● **SET EXERCISE**: Return a copy of each line that holds the string "value".

————————

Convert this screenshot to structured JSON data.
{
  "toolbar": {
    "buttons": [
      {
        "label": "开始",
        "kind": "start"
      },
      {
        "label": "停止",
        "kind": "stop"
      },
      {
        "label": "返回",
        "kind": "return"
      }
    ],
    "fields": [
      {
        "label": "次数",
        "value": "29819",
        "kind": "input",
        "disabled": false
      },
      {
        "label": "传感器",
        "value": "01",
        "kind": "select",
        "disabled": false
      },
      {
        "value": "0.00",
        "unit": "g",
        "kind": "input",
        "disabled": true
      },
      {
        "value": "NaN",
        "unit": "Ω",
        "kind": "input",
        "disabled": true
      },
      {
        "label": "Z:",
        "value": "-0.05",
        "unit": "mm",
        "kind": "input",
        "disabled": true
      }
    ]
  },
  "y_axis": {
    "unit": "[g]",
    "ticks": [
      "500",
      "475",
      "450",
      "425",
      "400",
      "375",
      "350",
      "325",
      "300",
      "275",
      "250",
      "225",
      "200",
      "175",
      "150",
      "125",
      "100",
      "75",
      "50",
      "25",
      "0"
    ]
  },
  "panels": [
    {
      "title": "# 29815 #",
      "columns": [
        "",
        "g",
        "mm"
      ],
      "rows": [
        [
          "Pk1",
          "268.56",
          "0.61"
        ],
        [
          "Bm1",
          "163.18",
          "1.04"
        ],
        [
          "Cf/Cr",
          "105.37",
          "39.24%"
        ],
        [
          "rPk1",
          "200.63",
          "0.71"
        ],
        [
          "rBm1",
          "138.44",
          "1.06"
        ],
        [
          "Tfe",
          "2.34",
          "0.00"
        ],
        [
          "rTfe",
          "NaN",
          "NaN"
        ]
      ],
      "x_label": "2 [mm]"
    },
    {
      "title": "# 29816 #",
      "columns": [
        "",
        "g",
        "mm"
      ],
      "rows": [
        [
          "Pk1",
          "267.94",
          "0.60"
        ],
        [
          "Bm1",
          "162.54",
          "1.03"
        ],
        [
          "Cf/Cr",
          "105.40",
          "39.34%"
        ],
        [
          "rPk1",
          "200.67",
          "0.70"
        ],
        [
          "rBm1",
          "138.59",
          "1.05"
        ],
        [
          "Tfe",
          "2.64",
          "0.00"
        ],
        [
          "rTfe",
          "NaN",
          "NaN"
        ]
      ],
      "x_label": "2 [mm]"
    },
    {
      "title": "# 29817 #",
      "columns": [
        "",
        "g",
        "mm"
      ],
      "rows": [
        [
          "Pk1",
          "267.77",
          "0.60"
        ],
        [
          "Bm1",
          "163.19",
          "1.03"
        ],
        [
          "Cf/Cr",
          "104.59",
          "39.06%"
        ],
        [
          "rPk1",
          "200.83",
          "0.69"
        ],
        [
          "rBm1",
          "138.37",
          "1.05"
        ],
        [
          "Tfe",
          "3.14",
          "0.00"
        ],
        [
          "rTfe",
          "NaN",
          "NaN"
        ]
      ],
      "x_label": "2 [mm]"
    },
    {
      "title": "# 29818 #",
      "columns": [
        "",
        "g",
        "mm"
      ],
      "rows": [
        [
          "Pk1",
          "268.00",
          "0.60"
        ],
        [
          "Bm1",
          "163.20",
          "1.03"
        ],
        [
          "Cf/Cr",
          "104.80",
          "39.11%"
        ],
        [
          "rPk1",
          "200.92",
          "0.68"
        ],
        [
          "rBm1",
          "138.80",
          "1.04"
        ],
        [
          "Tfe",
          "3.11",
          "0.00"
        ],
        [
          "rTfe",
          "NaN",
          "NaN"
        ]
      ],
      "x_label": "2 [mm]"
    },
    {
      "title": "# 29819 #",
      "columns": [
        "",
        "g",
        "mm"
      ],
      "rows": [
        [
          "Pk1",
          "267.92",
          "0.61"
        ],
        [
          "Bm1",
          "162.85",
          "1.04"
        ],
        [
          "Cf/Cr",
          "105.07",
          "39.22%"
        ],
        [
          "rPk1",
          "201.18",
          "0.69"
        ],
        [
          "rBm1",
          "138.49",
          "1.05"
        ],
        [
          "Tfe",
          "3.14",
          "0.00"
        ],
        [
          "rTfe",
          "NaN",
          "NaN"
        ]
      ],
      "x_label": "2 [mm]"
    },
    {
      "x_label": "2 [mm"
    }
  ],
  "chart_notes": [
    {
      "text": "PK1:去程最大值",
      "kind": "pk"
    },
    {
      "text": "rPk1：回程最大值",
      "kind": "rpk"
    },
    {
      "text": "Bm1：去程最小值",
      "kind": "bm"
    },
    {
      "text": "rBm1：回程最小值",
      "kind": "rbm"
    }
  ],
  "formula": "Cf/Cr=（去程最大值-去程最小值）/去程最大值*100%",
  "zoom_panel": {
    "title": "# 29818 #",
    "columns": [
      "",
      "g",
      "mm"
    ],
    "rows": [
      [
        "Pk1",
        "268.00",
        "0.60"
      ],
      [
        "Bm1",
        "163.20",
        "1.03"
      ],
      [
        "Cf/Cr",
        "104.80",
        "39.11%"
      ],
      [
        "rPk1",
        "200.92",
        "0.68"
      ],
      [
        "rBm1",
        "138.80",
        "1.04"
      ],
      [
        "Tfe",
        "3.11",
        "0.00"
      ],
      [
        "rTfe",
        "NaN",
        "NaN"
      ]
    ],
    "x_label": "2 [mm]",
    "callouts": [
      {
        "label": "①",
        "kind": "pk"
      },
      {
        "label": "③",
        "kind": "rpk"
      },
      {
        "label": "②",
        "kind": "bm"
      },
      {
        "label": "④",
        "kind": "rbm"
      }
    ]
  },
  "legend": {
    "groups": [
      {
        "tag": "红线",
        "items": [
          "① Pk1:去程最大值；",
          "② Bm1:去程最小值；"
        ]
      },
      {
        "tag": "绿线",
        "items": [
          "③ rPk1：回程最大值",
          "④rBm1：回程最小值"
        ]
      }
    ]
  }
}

————————

● **WRITTEN RESPONSE**:
        "value": "29819",
        "value": "01",
        "value": "0.00",
        "value": "NaN",
        "value": "-0.05",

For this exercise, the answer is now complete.